# [Work to complete]
Output every line below exactly.

# [Supplied records]
##############################
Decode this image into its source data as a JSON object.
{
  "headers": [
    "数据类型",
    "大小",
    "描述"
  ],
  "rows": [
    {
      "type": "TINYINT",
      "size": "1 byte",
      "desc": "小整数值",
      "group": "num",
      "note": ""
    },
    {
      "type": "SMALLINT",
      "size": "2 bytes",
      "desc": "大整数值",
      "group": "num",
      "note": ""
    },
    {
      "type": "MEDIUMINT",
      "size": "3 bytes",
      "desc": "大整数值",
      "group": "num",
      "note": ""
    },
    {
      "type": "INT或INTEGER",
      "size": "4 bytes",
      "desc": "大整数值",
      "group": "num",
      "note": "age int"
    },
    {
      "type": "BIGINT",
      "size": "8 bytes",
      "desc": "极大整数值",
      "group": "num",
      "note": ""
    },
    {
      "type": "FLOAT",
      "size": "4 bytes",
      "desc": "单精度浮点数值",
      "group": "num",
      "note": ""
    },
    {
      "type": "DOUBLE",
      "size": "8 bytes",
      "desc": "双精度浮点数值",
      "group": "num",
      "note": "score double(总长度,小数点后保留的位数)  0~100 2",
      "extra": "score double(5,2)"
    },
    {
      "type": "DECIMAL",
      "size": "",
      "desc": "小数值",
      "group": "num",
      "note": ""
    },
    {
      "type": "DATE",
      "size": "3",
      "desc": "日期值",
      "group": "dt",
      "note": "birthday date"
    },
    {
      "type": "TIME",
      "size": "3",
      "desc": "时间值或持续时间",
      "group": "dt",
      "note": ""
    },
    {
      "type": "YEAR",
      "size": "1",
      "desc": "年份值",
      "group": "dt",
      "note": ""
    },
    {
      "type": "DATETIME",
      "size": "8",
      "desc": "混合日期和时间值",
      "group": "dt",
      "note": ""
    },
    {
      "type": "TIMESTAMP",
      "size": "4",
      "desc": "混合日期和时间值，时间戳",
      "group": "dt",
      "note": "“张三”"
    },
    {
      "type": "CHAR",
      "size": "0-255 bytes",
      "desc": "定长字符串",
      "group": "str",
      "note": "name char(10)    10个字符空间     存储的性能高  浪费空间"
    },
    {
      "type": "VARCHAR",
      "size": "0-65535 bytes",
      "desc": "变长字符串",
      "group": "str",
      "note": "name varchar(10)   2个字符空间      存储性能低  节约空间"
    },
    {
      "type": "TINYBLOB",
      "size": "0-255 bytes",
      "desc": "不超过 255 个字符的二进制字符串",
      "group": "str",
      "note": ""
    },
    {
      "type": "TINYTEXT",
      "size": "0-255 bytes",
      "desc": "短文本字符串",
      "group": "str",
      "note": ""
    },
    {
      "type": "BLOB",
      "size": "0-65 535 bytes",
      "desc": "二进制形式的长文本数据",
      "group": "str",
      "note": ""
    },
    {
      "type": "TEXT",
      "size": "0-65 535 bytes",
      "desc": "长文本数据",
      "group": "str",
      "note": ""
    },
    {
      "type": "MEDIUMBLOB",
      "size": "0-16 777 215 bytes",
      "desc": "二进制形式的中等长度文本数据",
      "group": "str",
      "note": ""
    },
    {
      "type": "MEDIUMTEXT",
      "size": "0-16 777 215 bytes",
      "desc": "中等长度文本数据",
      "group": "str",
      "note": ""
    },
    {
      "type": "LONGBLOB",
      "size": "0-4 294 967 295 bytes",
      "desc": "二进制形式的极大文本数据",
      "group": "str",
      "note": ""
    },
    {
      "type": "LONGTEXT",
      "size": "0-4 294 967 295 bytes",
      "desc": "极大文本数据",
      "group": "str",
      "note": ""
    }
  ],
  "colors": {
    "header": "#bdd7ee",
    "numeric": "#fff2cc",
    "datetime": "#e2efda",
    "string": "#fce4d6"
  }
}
##############################
# [Final result]
Decode this image into its source data as a JSON object.
{
  "headers": [
    "数据类型",
    "大小",
    "描述"
  ],
  "rows": [
    {
      "type": "TINYINT",
      "size": "1 byte",
      "desc": "小整数值",
      "group": "num",
      "note": ""
    },
    {
      "type": "SMALLINT",
      "size": "2 bytes",
      "desc": "大整数值",
      "group": "num",
      "note": ""
    },
    {
      "type": "MEDIUMINT",
      "size": "3 bytes",
      "desc": "大整数值",
      "group": "num",
      "note": ""
    },
    {
      "type": "INT或INTEGER",
      "size": "4 bytes",
      "desc": "大整数值",
      "group": "num",
      "note": "age int"
    },
    {
      "type": "BIGINT",
      "size": "8 bytes",
      "desc": "极大整数值",
      "group": "num",
      "note": ""
    },
    {
      "type": "FLOAT",
      "size": "4 bytes",
      "desc": "单精度浮点数值",
      "group": "num",
      "note": ""
    },
    {
      "type": "DOUBLE",
      "size": "8 bytes",
      "desc": "双精度浮点数值",
      "group": "num",
      "note": "score double(总长度,小数点后保留的位数)  0~100 2",
      "extra": "score double(5,2)"
    },
    {
      "type": "DECIMAL",
      "size": "",
      "desc": "小数值",
      "group": "num",
      "note": ""
    },
    {
      "type": "DATE",
      "size": "3",
      "desc": "日期值",
      "group": "dt",
      "note": "birthday date"
    },
    {
      "type": "TIME",
      "size": "3",
      "desc": "时间值或持续时间",
      "group": "dt",
      "note": ""
    },
    {
      "type": "YEAR",
      "size": "1",
      "desc": "年份值",
      "group": "dt",
      "note": ""
    },
    {
      "type": "DATETIME",
      "size": "8",
      "desc": "混合日期和时间值",
      "group": "dt",
      "note": ""
    },
    {
      "type": "TIMESTAMP",
      "size": "4",
      "desc": "混合日期和时间值，时间戳",
      "group": "dt",
      "note": "“张三”"
    },
    {
      "type": "CHAR",
      "size": "0-255 bytes",
      "desc": "定长字符串",
      "group": "str",
      "note": "name char(10)    10个字符空间     存储的性能高  浪费空间"
    },
    {
      "type": "VARCHAR",
      "size": "0-65535 bytes",
      "desc": "变长字符串",
      "group": "str",
      "note": "name varchar(10)   2个字符空间      存储性能低  节约空间"
    },
    {
      "type": "TINYBLOB",
      "size": "0-255 bytes",
      "desc": "不超过 255 个字符的二进制字符串",
      "group": "str",
      "note": ""
    },
    {
      "type": "TINYTEXT",
      "size": "0-255 bytes",
      "desc": "短文本字符串",
      "group": "str",
      "note": ""
    },
    {
      "type": "BLOB",
      "size": "0-65 535 bytes",
      "desc": "二进制形式的长文本数据",
      "group": "str",
      "note": ""
    },
    {
      "type": "TEXT",
      "size": "0-65 535 bytes",
      "desc": "长文本数据",
      "group": "str",
      "note": ""
    },
    {
      "type": "MEDIUMBLOB",
      "size": "0-16 777 215 bytes",
      "desc": "二进制形式的中等长度文本数据",
      "group": "str",
      "note": ""
    },
    {
      "type": "MEDIUMTEXT",
      "size": "0-16 777 215 bytes",
      "desc": "中等长度文本数据",
      "group": "str",
      "note": ""
    },
    {
      "type": "LONGBLOB",
      "size": "0-4 294 967 295 bytes",
      "desc": "二进制形式的极大文本数据",
      "group": "str",
      "note": ""
    },
    {
      "type": "LONGTEXT",
      "size": "0-4 294 967 295 bytes",
      "desc": "极大文本数据",
      "group": "str",
      "note": ""
    }
  ],
  "colors": {
    "header": "#bdd7ee",
    "numeric": "#fff2cc",
    "datetime": "#e2efda",
    "string": "#fce4d6"
  }
}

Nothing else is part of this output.